==== SELECTED EXTRACT ====

The rest of the way to Coffee Bay, off the main road, was slow and tortuous. Dirt roads gave way to mud roads then back to dirt. Even when we found tarmac the pot-holes were so bad it was slower going than on the dirt! We found ourselves reminiscing about Guinea-Bissau!
But finally we made it and arrived at a lovely campsite by one of the beautiful beaches. It was late and the town of Coffee Bay was quiet and a little run-down so we didn’t fancy wandering out to find food and our own cupboards were bare.
The owners of the campsite took pity on us and made us jalafels and chips which they kindly brought up to the Landrover for us!
The whole area around Coffee Bay is gorgeous but there isn’t a lot there. The main attraction is the Hole in the Wall, a big rock arch carved out by the sea. We went to visit the next morning.

==== DATA ROWS ====

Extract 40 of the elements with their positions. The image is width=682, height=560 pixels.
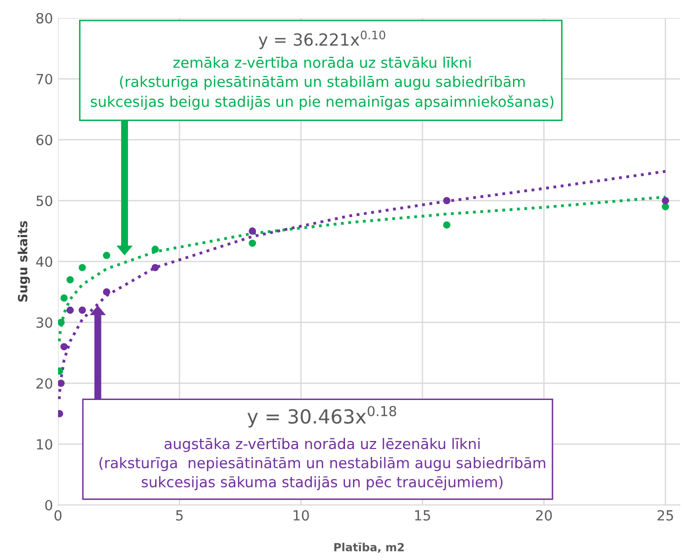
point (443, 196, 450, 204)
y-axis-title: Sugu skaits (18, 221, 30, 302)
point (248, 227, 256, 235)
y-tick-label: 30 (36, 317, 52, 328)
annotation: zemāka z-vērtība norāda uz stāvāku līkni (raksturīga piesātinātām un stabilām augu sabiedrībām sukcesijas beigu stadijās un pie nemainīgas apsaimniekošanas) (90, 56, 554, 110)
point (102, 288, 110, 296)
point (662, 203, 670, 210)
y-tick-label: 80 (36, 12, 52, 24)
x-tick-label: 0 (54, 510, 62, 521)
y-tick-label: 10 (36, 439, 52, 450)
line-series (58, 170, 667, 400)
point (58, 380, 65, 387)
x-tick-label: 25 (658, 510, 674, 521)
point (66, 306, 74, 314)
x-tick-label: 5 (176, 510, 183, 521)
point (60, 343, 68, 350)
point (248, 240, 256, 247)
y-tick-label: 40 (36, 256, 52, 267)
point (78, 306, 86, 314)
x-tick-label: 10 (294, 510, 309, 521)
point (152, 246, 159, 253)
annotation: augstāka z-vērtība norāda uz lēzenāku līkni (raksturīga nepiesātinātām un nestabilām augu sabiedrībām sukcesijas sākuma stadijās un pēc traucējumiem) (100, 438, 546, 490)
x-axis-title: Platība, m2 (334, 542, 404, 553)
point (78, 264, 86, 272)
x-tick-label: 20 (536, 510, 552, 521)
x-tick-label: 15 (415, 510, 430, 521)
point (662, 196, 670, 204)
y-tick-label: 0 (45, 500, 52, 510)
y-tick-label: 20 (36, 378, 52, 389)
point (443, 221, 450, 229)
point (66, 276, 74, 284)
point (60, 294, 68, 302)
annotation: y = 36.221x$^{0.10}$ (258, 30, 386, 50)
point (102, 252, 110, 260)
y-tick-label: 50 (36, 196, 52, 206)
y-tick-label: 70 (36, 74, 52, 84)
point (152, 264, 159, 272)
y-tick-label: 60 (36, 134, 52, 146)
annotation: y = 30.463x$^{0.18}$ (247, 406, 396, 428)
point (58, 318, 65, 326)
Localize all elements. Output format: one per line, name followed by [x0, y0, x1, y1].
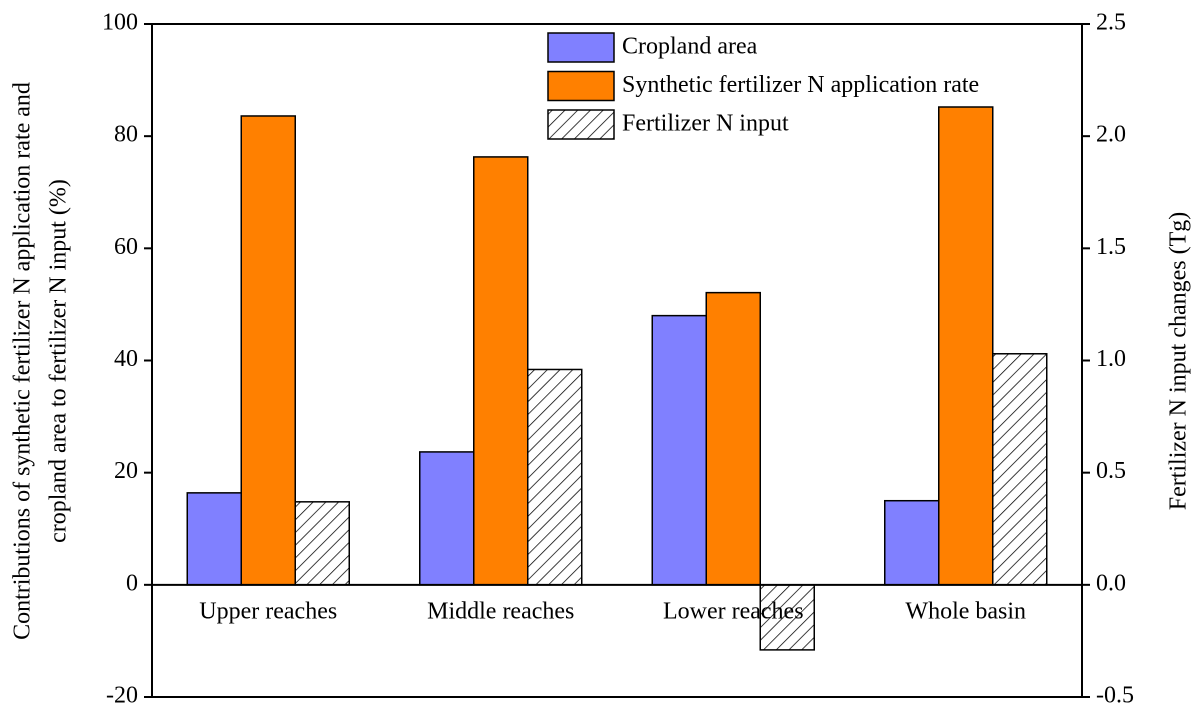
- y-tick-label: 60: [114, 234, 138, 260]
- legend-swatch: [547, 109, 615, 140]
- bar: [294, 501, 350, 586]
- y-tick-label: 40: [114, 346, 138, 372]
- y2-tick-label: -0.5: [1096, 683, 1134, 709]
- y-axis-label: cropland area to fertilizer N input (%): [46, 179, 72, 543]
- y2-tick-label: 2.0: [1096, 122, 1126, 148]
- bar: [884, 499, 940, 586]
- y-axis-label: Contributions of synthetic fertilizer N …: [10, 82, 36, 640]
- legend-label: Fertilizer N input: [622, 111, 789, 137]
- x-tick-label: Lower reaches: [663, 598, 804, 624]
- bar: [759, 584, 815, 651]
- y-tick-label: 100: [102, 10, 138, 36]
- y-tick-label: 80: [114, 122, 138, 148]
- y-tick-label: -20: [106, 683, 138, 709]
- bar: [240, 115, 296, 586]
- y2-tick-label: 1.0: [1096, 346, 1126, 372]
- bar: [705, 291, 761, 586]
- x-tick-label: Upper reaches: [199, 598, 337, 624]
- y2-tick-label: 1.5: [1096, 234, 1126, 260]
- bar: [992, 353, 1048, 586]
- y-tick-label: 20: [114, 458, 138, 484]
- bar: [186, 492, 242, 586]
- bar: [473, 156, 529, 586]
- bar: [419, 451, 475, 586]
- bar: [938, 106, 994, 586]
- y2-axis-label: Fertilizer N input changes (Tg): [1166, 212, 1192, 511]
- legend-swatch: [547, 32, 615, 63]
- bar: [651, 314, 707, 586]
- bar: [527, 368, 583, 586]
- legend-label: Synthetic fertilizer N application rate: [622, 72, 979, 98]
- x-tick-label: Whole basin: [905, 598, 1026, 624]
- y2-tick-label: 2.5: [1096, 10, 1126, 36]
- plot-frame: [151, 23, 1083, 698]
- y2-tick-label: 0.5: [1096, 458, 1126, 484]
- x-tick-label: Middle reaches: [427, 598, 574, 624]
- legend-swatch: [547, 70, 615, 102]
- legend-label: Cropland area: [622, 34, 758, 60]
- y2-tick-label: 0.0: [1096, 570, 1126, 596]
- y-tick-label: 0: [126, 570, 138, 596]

====
==== DATA ROWS ====

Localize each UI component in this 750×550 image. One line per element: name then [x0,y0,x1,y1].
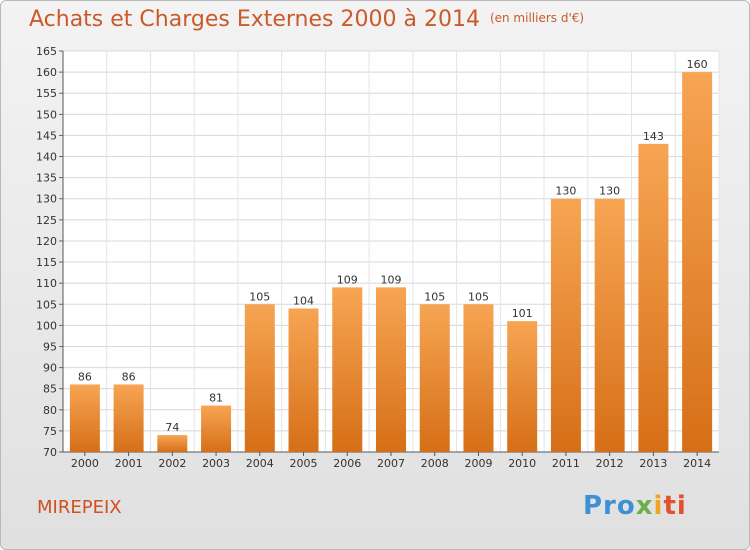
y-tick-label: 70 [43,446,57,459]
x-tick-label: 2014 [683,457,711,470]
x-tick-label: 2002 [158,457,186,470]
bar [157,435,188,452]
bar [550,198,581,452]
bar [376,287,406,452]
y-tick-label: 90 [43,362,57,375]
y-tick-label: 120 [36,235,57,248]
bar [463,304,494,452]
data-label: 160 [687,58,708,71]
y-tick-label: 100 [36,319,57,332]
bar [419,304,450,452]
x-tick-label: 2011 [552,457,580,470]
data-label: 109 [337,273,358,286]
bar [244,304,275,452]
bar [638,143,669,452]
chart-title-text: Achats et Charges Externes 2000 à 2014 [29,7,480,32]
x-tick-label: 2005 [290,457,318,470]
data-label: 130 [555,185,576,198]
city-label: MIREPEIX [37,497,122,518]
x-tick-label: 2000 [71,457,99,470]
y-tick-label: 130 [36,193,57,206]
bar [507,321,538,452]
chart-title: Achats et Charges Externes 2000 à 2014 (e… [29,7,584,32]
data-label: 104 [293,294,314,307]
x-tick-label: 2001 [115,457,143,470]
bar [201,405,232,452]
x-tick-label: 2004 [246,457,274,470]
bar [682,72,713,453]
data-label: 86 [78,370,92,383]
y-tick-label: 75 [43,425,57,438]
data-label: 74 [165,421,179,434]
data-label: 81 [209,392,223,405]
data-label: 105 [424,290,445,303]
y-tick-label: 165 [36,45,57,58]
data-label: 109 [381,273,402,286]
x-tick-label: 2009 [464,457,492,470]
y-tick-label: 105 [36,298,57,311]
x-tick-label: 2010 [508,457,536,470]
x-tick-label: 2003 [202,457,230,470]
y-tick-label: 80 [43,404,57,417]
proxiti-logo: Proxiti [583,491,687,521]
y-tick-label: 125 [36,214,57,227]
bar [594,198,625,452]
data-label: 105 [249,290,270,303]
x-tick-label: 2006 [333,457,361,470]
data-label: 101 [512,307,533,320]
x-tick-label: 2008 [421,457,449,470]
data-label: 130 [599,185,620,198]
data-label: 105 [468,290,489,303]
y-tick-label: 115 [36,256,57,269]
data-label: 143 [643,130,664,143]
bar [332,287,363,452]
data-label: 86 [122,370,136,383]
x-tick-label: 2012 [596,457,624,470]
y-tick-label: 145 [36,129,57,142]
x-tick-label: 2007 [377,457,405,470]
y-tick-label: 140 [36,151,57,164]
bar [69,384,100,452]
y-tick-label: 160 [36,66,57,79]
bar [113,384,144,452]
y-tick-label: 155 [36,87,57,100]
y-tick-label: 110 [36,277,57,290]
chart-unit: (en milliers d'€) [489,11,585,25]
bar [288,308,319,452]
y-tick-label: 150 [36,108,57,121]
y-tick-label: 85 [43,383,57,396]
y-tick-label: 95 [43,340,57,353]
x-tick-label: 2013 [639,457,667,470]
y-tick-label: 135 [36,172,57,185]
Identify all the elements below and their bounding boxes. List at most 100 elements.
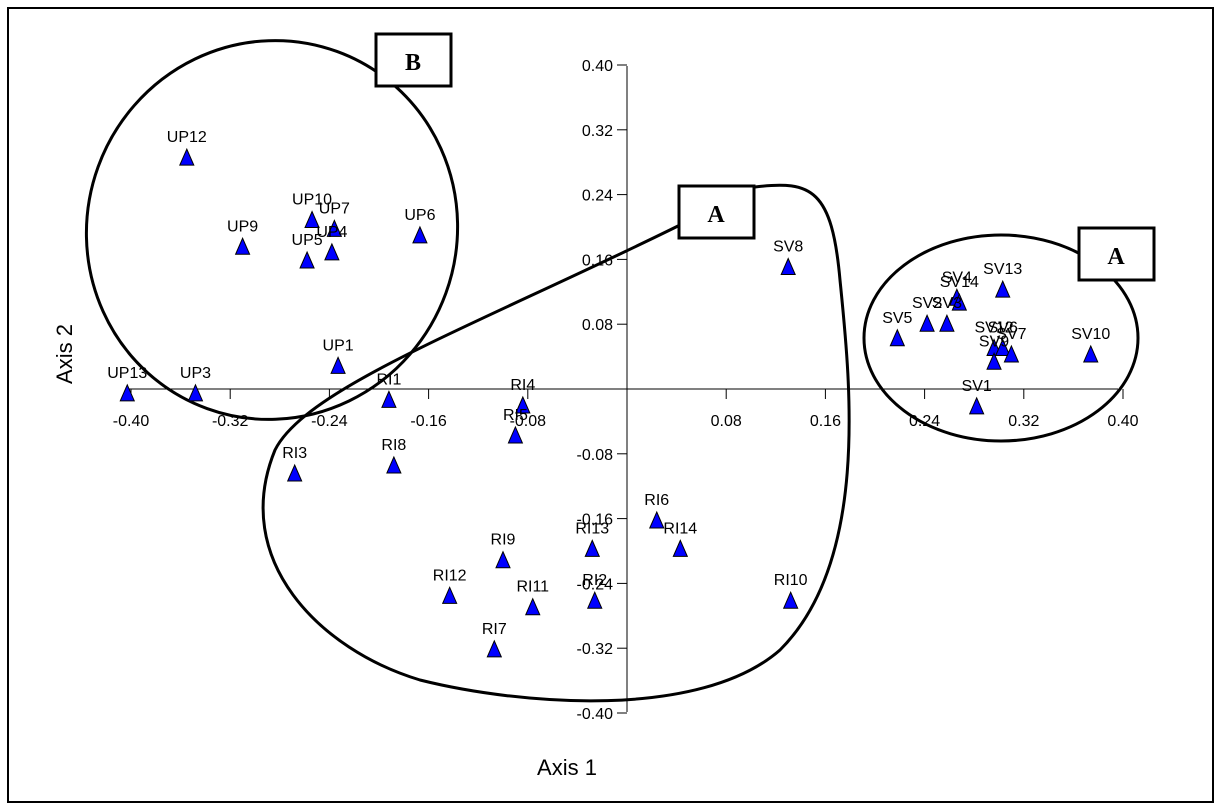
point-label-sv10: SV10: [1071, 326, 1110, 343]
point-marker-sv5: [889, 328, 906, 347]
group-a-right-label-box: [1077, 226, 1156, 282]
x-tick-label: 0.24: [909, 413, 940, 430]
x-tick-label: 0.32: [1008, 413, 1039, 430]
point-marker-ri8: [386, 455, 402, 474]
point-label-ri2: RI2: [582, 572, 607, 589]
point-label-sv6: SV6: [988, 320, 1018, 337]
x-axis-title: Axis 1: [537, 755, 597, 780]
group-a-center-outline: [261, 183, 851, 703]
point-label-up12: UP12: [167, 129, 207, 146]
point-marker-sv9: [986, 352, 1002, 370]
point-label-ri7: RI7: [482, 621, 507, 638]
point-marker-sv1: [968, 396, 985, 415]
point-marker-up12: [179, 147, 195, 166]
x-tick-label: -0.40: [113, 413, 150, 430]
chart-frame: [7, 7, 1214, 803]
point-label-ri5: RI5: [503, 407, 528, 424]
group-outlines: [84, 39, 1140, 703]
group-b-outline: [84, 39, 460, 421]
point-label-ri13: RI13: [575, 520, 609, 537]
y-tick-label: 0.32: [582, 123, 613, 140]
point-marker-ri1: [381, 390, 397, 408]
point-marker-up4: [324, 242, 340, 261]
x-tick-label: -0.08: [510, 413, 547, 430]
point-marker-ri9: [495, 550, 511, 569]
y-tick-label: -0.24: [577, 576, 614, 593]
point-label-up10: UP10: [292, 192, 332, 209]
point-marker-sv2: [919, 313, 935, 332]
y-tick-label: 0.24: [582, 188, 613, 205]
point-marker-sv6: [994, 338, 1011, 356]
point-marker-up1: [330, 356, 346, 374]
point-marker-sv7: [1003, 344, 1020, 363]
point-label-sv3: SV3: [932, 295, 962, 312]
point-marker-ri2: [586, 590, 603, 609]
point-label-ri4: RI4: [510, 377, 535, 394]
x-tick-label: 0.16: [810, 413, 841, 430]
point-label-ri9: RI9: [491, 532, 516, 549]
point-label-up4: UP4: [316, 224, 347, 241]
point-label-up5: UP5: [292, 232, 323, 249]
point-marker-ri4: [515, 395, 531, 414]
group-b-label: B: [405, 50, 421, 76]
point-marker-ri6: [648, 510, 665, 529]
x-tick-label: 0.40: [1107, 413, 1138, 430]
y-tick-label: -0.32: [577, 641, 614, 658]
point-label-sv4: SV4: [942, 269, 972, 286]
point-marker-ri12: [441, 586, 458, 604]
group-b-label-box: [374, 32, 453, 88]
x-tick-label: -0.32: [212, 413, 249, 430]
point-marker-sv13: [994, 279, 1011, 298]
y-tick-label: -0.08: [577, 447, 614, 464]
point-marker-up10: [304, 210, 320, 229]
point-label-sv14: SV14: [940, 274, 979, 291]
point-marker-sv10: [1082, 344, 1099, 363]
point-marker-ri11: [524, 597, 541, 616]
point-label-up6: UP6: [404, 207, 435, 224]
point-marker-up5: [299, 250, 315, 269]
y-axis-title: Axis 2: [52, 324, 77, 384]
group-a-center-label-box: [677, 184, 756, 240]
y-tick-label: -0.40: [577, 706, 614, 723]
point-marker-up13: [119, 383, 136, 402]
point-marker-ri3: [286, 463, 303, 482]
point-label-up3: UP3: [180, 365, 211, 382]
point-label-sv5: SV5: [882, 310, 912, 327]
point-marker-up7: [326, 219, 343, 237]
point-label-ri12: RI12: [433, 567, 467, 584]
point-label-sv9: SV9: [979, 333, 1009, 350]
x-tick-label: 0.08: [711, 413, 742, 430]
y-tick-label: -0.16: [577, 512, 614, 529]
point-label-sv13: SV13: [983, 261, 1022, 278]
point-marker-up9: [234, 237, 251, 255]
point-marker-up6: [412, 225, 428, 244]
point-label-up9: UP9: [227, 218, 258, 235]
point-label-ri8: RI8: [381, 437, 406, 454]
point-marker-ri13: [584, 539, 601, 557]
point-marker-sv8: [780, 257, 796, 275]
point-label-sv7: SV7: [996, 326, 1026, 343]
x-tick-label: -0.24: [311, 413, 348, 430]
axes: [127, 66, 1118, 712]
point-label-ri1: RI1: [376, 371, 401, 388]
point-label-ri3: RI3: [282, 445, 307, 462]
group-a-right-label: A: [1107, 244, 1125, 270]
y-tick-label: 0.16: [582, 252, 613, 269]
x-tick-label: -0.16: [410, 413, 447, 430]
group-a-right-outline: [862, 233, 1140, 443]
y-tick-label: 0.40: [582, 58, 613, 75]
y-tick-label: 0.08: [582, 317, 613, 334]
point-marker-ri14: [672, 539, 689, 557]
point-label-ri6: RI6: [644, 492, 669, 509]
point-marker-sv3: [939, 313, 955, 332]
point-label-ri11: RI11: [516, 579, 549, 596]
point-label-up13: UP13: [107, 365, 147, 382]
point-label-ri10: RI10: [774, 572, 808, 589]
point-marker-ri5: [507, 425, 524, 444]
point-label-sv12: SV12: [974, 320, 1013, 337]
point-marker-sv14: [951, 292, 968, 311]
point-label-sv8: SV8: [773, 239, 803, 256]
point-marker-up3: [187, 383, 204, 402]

====

### WRITTEN TASK 1
According to the Coffee Bay travel account, what is the main attraction of the area?
### WRITTEN TASK 2
Translate this sentence from the Coffee Bay travel account into Spanish: "The whole area around Coffee Bay is gorgeous but there isn’t a lot there."
### WRITTEN TASK 3
Write the next part of the Coffee Bay travel account, picking up after its final sentence.
The lines between the text and this sentence are separate material.

### TASK OUTPUT 1
The main attraction is the Hole in the Wall, a big rock arch carved out by the sea.

### TASK OUTPUT 2
Toda la zona alrededor de Coffee Bay es preciosa, pero no hay mucho allí.

### TASK OUTPUT 3
We found the viewpoint with a little help from Google and Maps.me and no help at all from the locals who kept trying to direct us elsewhere – apparently somewhere from which we would need a guide to find it. As we took in the view and clicked our photos we could see people running up the hill towards us so quickly jumped back into Henry just as the first of them arrived declaring we needed to pay for a guide or a parking permit or something similar.
We didn’t feel like staying around much longer, all the guide books said this area was full of people wanting money so we set the sat nav for another long drive to the Drakensburg Mountains and headed out.
At first we enjoyed the views along the road back up towards the N2. It should have taken about 2 hours to reach the main road.
The cows slowed us down but were all part of the fun!
But we didn’t recognise the roads out, we seemed to be heading a different way to the route we took in. The road became smaller and dustier, there seemed to be little around. The people gazed at us in astonishment, we appeared to be the only vehicle on the road.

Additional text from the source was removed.